• **EXERCISE TASK**: Each record below is to be copied word for word, with pictures removed.

• **RECORD EXTRACTS**:

::::::::::

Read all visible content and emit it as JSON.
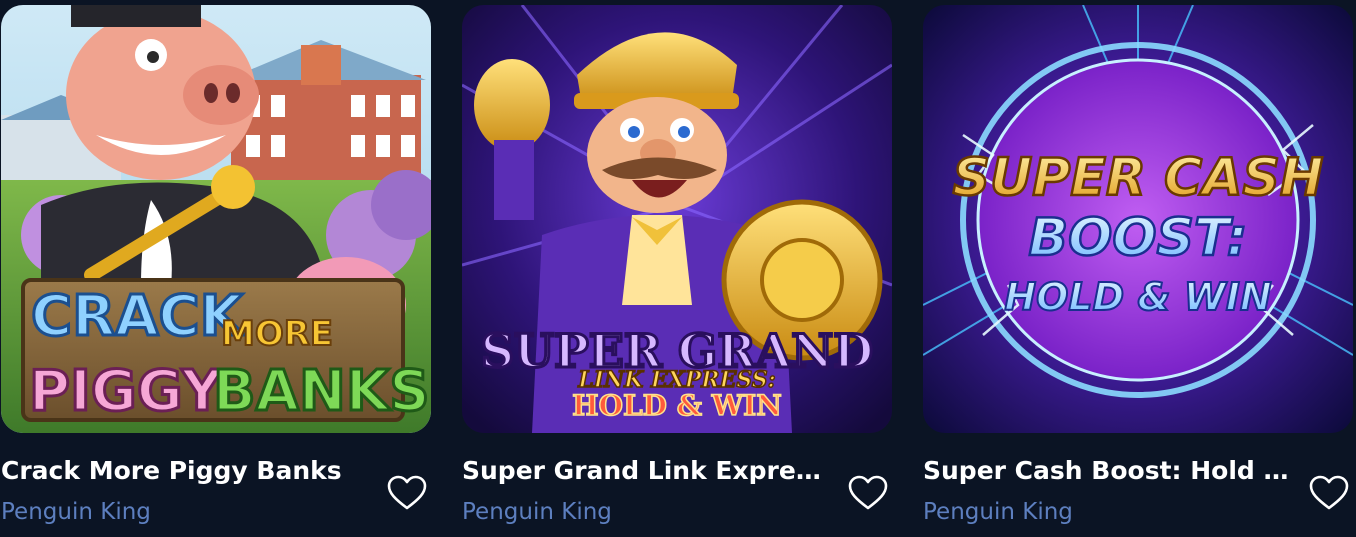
{
  "colors": {
    "background": "#0b1424",
    "title": "#ffffff",
    "provider": "#5d7fbf",
    "heart_outline": "#ffffff"
  },
  "games": [
    {
      "title": "Crack More Piggy Banks",
      "provider": "Penguin King",
      "art": {
        "line1": "CRACK",
        "line2": "MORE",
        "line3": "PIGGY",
        "line4": "BANKS"
      },
      "favorite_icon": "heart-outline-icon"
    },
    {
      "title": "Super Grand Link Expres...",
      "provider": "Penguin King",
      "art": {
        "line1": "SUPER GRAND",
        "line2": "LINK EXPRESS:",
        "line3": "HOLD & WIN"
      },
      "favorite_icon": "heart-outline-icon"
    },
    {
      "title": "Super Cash Boost: Hold ...",
      "provider": "Penguin King",
      "art": {
        "line1": "SUPER CASH",
        "line2": "BOOST:",
        "line3": "HOLD & WIN"
      },
      "favorite_icon": "heart-outline-icon"
    }
  ]
}
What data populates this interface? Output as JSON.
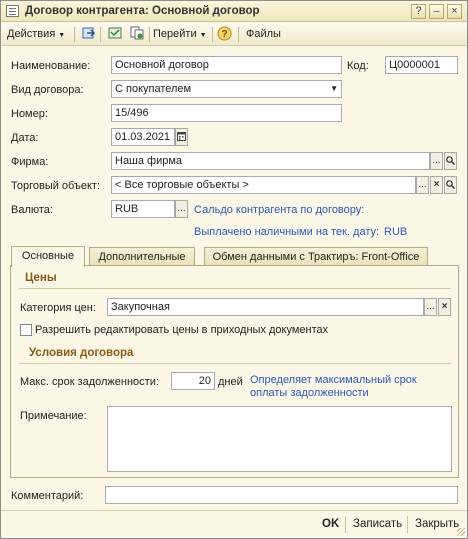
{
  "window": {
    "title": "Договор контрагента: Основной договор"
  },
  "toolbar": {
    "actions": "Действия",
    "goto": "Перейти",
    "files": "Файлы"
  },
  "form": {
    "name_label": "Наименование:",
    "name_value": "Основной договор",
    "code_label": "Код:",
    "code_value": "Ц0000001",
    "type_label": "Вид договора:",
    "type_value": "С покупателем",
    "number_label": "Номер:",
    "number_value": "15/496",
    "date_label": "Дата:",
    "date_value": "01.03.2021",
    "firm_label": "Фирма:",
    "firm_value": "Наша фирма",
    "trade_label": "Торговый объект:",
    "trade_value": "< Все торговые объекты >",
    "currency_label": "Валюта:",
    "currency_value": "RUB",
    "balance_link": "Сальдо контрагента по договору:",
    "paid_text": "Выплачено наличными на тек. дату:",
    "paid_value": "RUB"
  },
  "tabs": [
    "Основные",
    "Дополнительные",
    "Обмен данными с Трактиръ: Front-Office"
  ],
  "tab_main": {
    "prices_section": "Цены",
    "price_cat_label": "Категория цен:",
    "price_cat_value": "Закупочная",
    "allow_edit_label": "Разрешить редактировать цены в приходных документах",
    "allow_edit_checked": false,
    "terms_section": "Условия договора",
    "max_debt_label": "Макс. срок задолженности:",
    "max_debt_value": "20",
    "days_label": "дней",
    "max_debt_hint_1": "Определяет максимальный срок",
    "max_debt_hint_2": "оплаты задолженности",
    "note_label": "Примечание:",
    "note_value": ""
  },
  "comment_label": "Комментарий:",
  "comment_value": "",
  "buttons": {
    "ok": "OK",
    "save": "Записать",
    "close": "Закрыть"
  },
  "colors": {
    "accent_link": "#2d58b7",
    "section_title": "#8a5a17",
    "window_bg": "#fbf7e6"
  }
}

::::::::::

• **THE SOLUTION**:
Read all visible content and emit it as JSON.
{
  "colors": {
    "background": "#0b1424",
    "title": "#ffffff",
    "provider": "#5d7fbf",
    "heart_outline": "#ffffff"
  },
  "games": [
    {
      "title": "Crack More Piggy Banks",
      "provider": "Penguin King",
      "art": {
        "line1": "CRACK",
        "line2": "MORE",
        "line3": "PIGGY",
        "line4": "BANKS"
      },
      "favorite_icon": "heart-outline-icon"
    },
    {
      "title": "Super Grand Link Expres...",
      "provider": "Penguin King",
      "art": {
        "line1": "SUPER GRAND",
        "line2": "LINK EXPRESS:",
        "line3": "HOLD & WIN"
      },
      "favorite_icon": "heart-outline-icon"
    },
    {
      "title": "Super Cash Boost: Hold ...",
      "provider": "Penguin King",
      "art": {
        "line1": "SUPER CASH",
        "line2": "BOOST:",
        "line3": "HOLD & WIN"
      },
      "favorite_icon": "heart-outline-icon"
    }
  ]
}
What data populates this interface? Output as JSON.
{
  "window": {
    "title": "Договор контрагента: Основной договор"
  },
  "toolbar": {
    "actions": "Действия",
    "goto": "Перейти",
    "files": "Файлы"
  },
  "form": {
    "name_label": "Наименование:",
    "name_value": "Основной договор",
    "code_label": "Код:",
    "code_value": "Ц0000001",
    "type_label": "Вид договора:",
    "type_value": "С покупателем",
    "number_label": "Номер:",
    "number_value": "15/496",
    "date_label": "Дата:",
    "date_value": "01.03.2021",
    "firm_label": "Фирма:",
    "firm_value": "Наша фирма",
    "trade_label": "Торговый объект:",
    "trade_value": "< Все торговые объекты >",
    "currency_label": "Валюта:",
    "currency_value": "RUB",
    "balance_link": "Сальдо контрагента по договору:",
    "paid_text": "Выплачено наличными на тек. дату:",
    "paid_value": "RUB"
  },
  "tabs": [
    "Основные",
    "Дополнительные",
    "Обмен данными с Трактиръ: Front-Office"
  ],
  "tab_main": {
    "prices_section": "Цены",
    "price_cat_label": "Категория цен:",
    "price_cat_value": "Закупочная",
    "allow_edit_label": "Разрешить редактировать цены в приходных документах",
    "allow_edit_checked": false,
    "terms_section": "Условия договора",
    "max_debt_label": "Макс. срок задолженности:",
    "max_debt_value": "20",
    "days_label": "дней",
    "max_debt_hint_1": "Определяет максимальный срок",
    "max_debt_hint_2": "оплаты задолженности",
    "note_label": "Примечание:",
    "note_value": ""
  },
  "comment_label": "Комментарий:",
  "comment_value": "",
  "buttons": {
    "ok": "OK",
    "save": "Записать",
    "close": "Закрыть"
  },
  "colors": {
    "accent_link": "#2d58b7",
    "section_title": "#8a5a17",
    "window_bg": "#fbf7e6"
  }
}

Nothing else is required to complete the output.